• Stated task: Tally every line of the listing below that holds "可接受质量水平", then give the tally alone.

• Stored rows:
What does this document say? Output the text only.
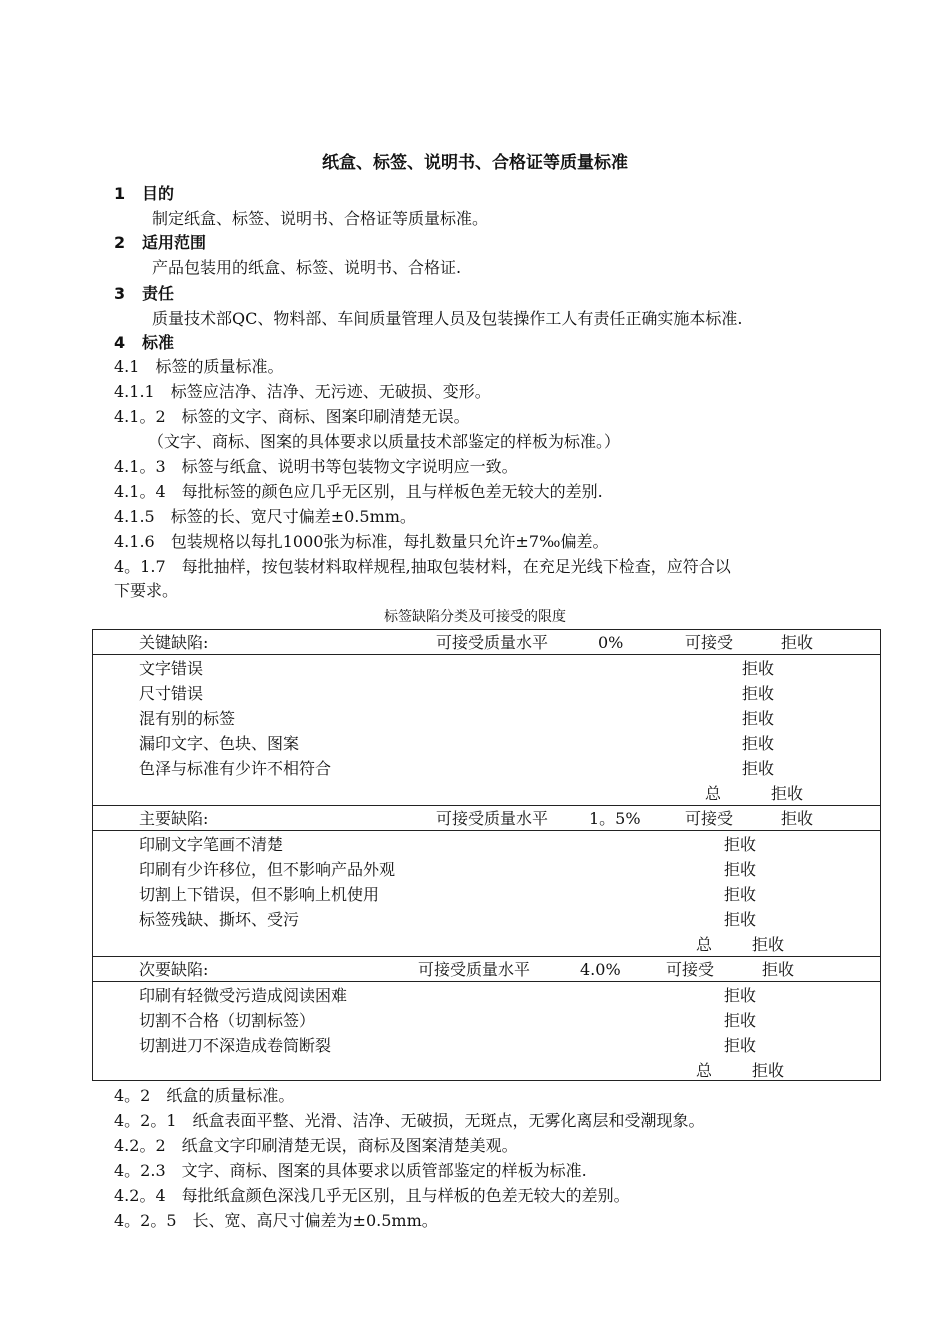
纸盒、标签、说明书、合格证等质量标准
1 目的
制定纸盒、标签、说明书、合格证等质量标准。
2 适用范围
产品包装用的纸盒、标签、说明书、合格证.
3 责任
质量技术部QC、物料部、车间质量管理人员及包装操作工人有责任正确实施本标准.
4 标准
4.1　标签的质量标准。
4.1.1　标签应洁净、洁净、无污迹、无破损、变形。
4.1。2　标签的文字、商标、图案印刷清楚无误。
　（文字、商标、图案的具体要求以质量技术部鉴定的样板为标准。）
4.1。3　标签与纸盒、说明书等包装物文字说明应一致。
4.1。4　每批标签的颜色应几乎无区别，且与样板色差无较大的差别.
4.1.5　标签的长、宽尺寸偏差±0.5mm。
4.1.6　包装规格以每扎1000张为标准，每扎数量只允许±7‰偏差。
4。1.7　每批抽样，按包装材料取样规程,抽取包装材料，在充足光线下检查，应符合以
下要求。
标签缺陷分类及可接受的限度
关键缺陷:	可接受质量水平	0%	可接受	拒收
文字错误	拒收
尺寸错误	拒收
混有别的标签	拒收
漏印文字、色块、图案	拒收
色泽与标准有少许不相符合	拒收
总	拒收
主要缺陷:	可接受质量水平	1。5%	可接受	拒收
印刷文字笔画不清楚	拒收
印刷有少许移位，但不影响产品外观	拒收
切割上下错误，但不影响上机使用	拒收
标签残缺、撕坏、受污	拒收
总 拒收
次要缺陷:	可接受质量水平	4.0%	可接受	拒收
印刷有轻微受污造成阅读困难	拒收
切割不合格（切割标签）	拒收
切割进刀不深造成卷筒断裂	拒收
总 拒收
4。2　纸盒的质量标准。
4。2。1　纸盒表面平整、光滑、洁净、无破损，无斑点，无雾化离层和受潮现象。
4.2。2　纸盒文字印刷清楚无误，商标及图案清楚美观。
4。2.3　文字、商标、图案的具体要求以质管部鉴定的样板为标准.
4.2。4　每批纸盒颜色深浅几乎无区别，且与样板的色差无较大的差别。
4。2。5　长、宽、高尺寸偏差为±0.5mm。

• Solution below: 3